_What is required_
Please copy all the lines that follow, word for word.

_Data lines_
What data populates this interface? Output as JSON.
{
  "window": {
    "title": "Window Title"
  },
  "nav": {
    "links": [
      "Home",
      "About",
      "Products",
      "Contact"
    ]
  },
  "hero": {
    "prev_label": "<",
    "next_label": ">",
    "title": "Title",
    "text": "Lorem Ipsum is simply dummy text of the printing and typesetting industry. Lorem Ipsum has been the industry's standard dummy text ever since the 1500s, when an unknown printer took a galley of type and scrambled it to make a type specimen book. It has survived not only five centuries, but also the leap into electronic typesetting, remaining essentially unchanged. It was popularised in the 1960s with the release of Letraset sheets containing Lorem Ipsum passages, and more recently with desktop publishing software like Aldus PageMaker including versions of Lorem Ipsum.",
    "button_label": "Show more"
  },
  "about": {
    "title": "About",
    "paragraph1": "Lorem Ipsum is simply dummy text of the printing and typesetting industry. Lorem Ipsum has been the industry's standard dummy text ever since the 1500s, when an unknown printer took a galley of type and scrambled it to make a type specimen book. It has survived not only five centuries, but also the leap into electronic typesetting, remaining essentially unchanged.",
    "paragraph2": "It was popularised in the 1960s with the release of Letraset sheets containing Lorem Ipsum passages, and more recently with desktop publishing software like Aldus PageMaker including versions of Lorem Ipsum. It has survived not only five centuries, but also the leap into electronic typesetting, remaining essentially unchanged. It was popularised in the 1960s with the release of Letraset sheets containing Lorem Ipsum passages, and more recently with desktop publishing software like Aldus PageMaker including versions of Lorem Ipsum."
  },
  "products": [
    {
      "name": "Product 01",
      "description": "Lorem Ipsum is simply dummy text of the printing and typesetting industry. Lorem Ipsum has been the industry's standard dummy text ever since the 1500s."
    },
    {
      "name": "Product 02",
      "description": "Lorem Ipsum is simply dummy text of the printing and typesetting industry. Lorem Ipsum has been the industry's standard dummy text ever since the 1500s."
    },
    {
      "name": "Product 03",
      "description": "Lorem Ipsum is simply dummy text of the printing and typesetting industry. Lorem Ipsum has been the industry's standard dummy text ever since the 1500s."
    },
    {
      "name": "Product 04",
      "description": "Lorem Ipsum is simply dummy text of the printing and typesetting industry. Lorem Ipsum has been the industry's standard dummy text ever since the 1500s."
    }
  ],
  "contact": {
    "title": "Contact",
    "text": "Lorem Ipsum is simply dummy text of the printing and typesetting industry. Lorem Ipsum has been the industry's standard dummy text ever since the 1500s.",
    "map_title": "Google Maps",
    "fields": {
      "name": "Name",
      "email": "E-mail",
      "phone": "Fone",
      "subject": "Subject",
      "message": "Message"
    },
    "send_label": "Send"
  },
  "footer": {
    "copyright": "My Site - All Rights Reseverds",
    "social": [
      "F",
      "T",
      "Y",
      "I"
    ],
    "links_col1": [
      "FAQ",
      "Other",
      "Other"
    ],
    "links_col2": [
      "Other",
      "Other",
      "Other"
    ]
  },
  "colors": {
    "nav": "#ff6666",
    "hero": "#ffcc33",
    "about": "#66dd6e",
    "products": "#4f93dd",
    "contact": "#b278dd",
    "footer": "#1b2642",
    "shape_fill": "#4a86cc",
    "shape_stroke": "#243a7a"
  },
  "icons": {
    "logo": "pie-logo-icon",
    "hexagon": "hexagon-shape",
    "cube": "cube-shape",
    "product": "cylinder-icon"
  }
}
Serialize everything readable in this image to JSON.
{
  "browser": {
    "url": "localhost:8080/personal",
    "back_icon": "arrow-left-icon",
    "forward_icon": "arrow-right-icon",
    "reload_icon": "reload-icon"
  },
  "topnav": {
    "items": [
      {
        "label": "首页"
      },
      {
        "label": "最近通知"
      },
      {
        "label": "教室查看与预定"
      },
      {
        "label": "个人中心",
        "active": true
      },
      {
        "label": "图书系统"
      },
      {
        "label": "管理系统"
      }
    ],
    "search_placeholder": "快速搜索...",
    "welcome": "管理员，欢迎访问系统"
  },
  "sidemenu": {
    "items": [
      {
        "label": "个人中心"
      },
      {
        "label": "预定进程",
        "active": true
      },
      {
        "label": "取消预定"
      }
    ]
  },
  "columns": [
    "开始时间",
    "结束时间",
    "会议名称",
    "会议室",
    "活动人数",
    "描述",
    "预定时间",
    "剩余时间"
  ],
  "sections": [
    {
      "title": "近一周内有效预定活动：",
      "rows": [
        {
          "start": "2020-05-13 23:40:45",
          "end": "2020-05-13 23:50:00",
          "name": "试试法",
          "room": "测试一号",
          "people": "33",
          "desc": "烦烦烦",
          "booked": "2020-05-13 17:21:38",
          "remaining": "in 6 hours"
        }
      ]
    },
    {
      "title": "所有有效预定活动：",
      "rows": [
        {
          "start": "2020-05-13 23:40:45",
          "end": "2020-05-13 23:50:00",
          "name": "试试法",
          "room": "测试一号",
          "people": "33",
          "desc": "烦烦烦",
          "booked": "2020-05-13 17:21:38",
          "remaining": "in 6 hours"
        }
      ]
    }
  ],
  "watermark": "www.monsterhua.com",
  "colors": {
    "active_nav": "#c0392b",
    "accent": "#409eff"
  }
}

_Result_
What data populates this interface? Output as JSON.
{
  "window": {
    "title": "Window Title"
  },
  "nav": {
    "links": [
      "Home",
      "About",
      "Products",
      "Contact"
    ]
  },
  "hero": {
    "prev_label": "<",
    "next_label": ">",
    "title": "Title",
    "text": "Lorem Ipsum is simply dummy text of the printing and typesetting industry. Lorem Ipsum has been the industry's standard dummy text ever since the 1500s, when an unknown printer took a galley of type and scrambled it to make a type specimen book. It has survived not only five centuries, but also the leap into electronic typesetting, remaining essentially unchanged. It was popularised in the 1960s with the release of Letraset sheets containing Lorem Ipsum passages, and more recently with desktop publishing software like Aldus PageMaker including versions of Lorem Ipsum.",
    "button_label": "Show more"
  },
  "about": {
    "title": "About",
    "paragraph1": "Lorem Ipsum is simply dummy text of the printing and typesetting industry. Lorem Ipsum has been the industry's standard dummy text ever since the 1500s, when an unknown printer took a galley of type and scrambled it to make a type specimen book. It has survived not only five centuries, but also the leap into electronic typesetting, remaining essentially unchanged.",
    "paragraph2": "It was popularised in the 1960s with the release of Letraset sheets containing Lorem Ipsum passages, and more recently with desktop publishing software like Aldus PageMaker including versions of Lorem Ipsum. It has survived not only five centuries, but also the leap into electronic typesetting, remaining essentially unchanged. It was popularised in the 1960s with the release of Letraset sheets containing Lorem Ipsum passages, and more recently with desktop publishing software like Aldus PageMaker including versions of Lorem Ipsum."
  },
  "products": [
    {
      "name": "Product 01",
      "description": "Lorem Ipsum is simply dummy text of the printing and typesetting industry. Lorem Ipsum has been the industry's standard dummy text ever since the 1500s."
    },
    {
      "name": "Product 02",
      "description": "Lorem Ipsum is simply dummy text of the printing and typesetting industry. Lorem Ipsum has been the industry's standard dummy text ever since the 1500s."
    },
    {
      "name": "Product 03",
      "description": "Lorem Ipsum is simply dummy text of the printing and typesetting industry. Lorem Ipsum has been the industry's standard dummy text ever since the 1500s."
    },
    {
      "name": "Product 04",
      "description": "Lorem Ipsum is simply dummy text of the printing and typesetting industry. Lorem Ipsum has been the industry's standard dummy text ever since the 1500s."
    }
  ],
  "contact": {
    "title": "Contact",
    "text": "Lorem Ipsum is simply dummy text of the printing and typesetting industry. Lorem Ipsum has been the industry's standard dummy text ever since the 1500s.",
    "map_title": "Google Maps",
    "fields": {
      "name": "Name",
      "email": "E-mail",
      "phone": "Fone",
      "subject": "Subject",
      "message": "Message"
    },
    "send_label": "Send"
  },
  "footer": {
    "copyright": "My Site - All Rights Reseverds",
    "social": [
      "F",
      "T",
      "Y",
      "I"
    ],
    "links_col1": [
      "FAQ",
      "Other",
      "Other"
    ],
    "links_col2": [
      "Other",
      "Other",
      "Other"
    ]
  },
  "colors": {
    "nav": "#ff6666",
    "hero": "#ffcc33",
    "about": "#66dd6e",
    "products": "#4f93dd",
    "contact": "#b278dd",
    "footer": "#1b2642",
    "shape_fill": "#4a86cc",
    "shape_stroke": "#243a7a"
  },
  "icons": {
    "logo": "pie-logo-icon",
    "hexagon": "hexagon-shape",
    "cube": "cube-shape",
    "product": "cylinder-icon"
  }
}
Serialize everything readable in this image to JSON.
{
  "browser": {
    "url": "localhost:8080/personal",
    "back_icon": "arrow-left-icon",
    "forward_icon": "arrow-right-icon",
    "reload_icon": "reload-icon"
  },
  "topnav": {
    "items": [
      {
        "label": "首页"
      },
      {
        "label": "最近通知"
      },
      {
        "label": "教室查看与预定"
      },
      {
        "label": "个人中心",
        "active": true
      },
      {
        "label": "图书系统"
      },
      {
        "label": "管理系统"
      }
    ],
    "search_placeholder": "快速搜索...",
    "welcome": "管理员，欢迎访问系统"
  },
  "sidemenu": {
    "items": [
      {
        "label": "个人中心"
      },
      {
        "label": "预定进程",
        "active": true
      },
      {
        "label": "取消预定"
      }
    ]
  },
  "columns": [
    "开始时间",
    "结束时间",
    "会议名称",
    "会议室",
    "活动人数",
    "描述",
    "预定时间",
    "剩余时间"
  ],
  "sections": [
    {
      "title": "近一周内有效预定活动：",
      "rows": [
        {
          "start": "2020-05-13 23:40:45",
          "end": "2020-05-13 23:50:00",
          "name": "试试法",
          "room": "测试一号",
          "people": "33",
          "desc": "烦烦烦",
          "booked": "2020-05-13 17:21:38",
          "remaining": "in 6 hours"
        }
      ]
    },
    {
      "title": "所有有效预定活动：",
      "rows": [
        {
          "start": "2020-05-13 23:40:45",
          "end": "2020-05-13 23:50:00",
          "name": "试试法",
          "room": "测试一号",
          "people": "33",
          "desc": "烦烦烦",
          "booked": "2020-05-13 17:21:38",
          "remaining": "in 6 hours"
        }
      ]
    }
  ],
  "watermark": "www.monsterhua.com",
  "colors": {
    "active_nav": "#c0392b",
    "accent": "#409eff"
  }
}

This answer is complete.